▶ _Exercise task_
Read the records and gather each line that includes "JSON".
** Begin Information given **
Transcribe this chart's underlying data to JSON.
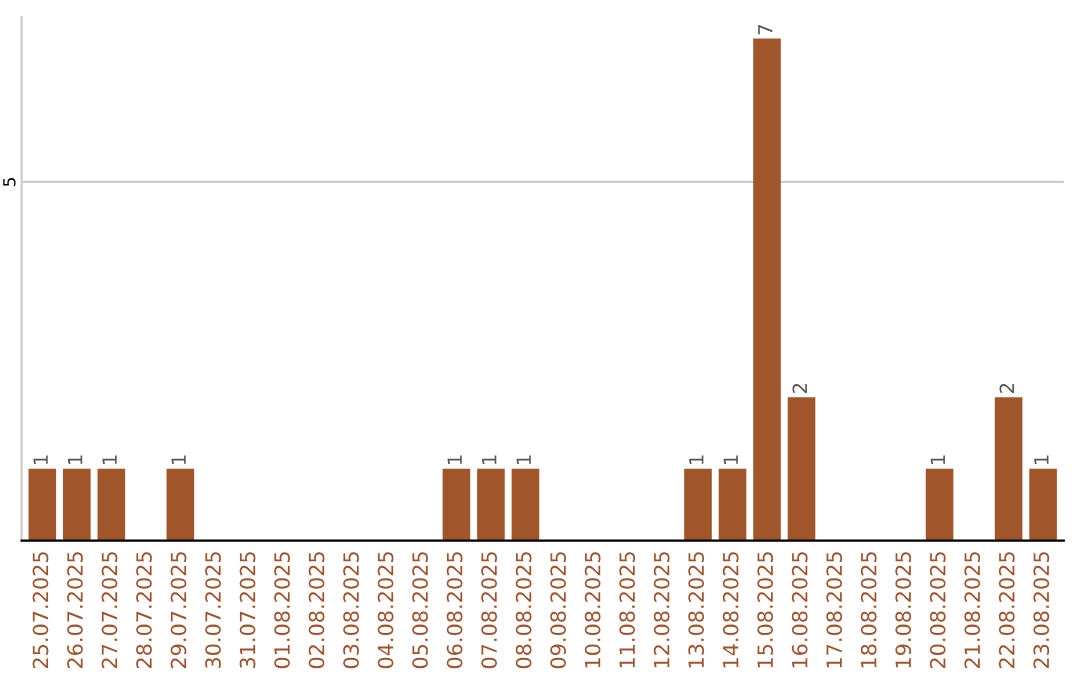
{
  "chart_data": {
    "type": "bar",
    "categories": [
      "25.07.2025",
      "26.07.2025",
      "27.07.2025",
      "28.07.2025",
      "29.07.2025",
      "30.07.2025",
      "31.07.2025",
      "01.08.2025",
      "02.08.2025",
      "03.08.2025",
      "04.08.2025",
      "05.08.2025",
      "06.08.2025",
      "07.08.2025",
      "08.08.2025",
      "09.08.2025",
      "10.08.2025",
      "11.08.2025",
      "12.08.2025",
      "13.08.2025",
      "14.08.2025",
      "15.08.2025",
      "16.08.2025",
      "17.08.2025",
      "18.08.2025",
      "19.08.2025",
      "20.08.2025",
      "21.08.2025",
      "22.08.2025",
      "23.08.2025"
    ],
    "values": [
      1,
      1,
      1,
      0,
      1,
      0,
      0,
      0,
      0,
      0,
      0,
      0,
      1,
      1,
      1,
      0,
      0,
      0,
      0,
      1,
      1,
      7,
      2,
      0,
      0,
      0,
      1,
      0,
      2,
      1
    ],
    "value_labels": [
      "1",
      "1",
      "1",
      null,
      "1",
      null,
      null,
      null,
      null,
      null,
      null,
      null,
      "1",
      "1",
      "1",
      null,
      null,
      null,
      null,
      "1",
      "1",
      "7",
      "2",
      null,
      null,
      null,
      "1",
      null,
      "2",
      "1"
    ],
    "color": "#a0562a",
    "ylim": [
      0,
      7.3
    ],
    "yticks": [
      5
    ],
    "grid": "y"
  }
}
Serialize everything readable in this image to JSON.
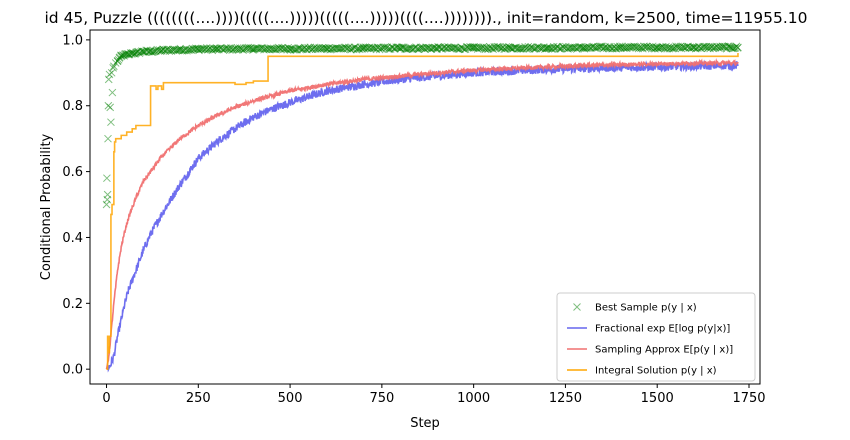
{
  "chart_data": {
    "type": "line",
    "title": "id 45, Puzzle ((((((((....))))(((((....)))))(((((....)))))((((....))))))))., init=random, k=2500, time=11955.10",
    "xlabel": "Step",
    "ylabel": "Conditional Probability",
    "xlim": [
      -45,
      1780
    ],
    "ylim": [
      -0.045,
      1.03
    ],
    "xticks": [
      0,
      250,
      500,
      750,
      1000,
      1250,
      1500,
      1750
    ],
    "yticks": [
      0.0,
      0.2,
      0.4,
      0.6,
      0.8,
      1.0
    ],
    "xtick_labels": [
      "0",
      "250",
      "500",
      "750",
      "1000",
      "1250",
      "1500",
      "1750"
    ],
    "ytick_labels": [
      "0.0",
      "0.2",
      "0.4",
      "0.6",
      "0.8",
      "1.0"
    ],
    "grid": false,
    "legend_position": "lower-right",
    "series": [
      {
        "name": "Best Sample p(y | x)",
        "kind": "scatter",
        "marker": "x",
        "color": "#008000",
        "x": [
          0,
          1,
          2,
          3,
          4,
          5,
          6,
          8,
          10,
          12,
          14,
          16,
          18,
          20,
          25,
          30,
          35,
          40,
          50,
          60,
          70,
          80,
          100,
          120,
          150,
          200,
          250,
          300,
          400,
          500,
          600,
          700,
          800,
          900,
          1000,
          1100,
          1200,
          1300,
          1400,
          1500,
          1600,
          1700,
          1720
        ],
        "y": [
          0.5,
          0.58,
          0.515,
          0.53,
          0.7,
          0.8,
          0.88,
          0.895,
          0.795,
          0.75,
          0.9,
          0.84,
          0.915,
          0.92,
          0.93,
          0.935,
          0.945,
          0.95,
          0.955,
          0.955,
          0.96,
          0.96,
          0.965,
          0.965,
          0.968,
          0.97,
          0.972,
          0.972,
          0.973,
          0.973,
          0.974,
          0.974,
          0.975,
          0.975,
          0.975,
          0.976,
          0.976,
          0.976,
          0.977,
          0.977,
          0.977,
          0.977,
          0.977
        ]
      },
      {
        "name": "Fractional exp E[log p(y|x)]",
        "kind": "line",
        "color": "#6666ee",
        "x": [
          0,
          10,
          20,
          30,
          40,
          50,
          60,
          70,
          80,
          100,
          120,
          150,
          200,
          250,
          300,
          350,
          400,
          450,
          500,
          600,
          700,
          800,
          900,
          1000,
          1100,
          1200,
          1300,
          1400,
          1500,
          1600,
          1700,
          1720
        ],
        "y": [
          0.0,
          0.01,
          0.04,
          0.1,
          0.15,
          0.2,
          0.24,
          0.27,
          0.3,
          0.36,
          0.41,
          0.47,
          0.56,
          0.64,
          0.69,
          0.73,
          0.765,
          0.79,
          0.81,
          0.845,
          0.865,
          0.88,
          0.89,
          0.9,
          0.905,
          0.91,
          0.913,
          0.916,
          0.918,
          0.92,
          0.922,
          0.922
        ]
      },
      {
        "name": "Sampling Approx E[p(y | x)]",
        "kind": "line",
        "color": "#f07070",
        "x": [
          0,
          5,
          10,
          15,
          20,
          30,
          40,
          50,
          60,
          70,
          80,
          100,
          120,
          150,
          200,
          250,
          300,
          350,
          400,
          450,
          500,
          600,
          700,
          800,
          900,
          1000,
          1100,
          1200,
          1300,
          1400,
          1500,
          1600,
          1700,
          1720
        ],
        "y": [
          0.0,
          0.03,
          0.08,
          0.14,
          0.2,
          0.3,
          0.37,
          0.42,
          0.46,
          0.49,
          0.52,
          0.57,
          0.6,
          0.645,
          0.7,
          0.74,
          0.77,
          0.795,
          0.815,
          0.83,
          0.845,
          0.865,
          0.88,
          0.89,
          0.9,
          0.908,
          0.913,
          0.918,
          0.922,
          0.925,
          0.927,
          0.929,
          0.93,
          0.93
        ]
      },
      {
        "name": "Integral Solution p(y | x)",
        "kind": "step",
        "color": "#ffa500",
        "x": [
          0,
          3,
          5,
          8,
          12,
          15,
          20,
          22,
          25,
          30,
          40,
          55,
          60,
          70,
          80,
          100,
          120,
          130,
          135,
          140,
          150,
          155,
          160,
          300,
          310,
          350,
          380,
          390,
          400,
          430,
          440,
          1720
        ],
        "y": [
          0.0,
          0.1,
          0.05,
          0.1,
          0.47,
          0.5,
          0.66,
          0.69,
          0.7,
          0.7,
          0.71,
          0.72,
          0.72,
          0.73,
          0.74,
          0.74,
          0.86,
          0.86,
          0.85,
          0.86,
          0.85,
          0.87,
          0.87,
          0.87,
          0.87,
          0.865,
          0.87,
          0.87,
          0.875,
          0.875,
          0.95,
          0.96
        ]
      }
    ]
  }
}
** End Information given **
▶ _Answer to this task_
Transcribe this chart's underlying data to JSON.
Serialize everything readable in this image to JSON.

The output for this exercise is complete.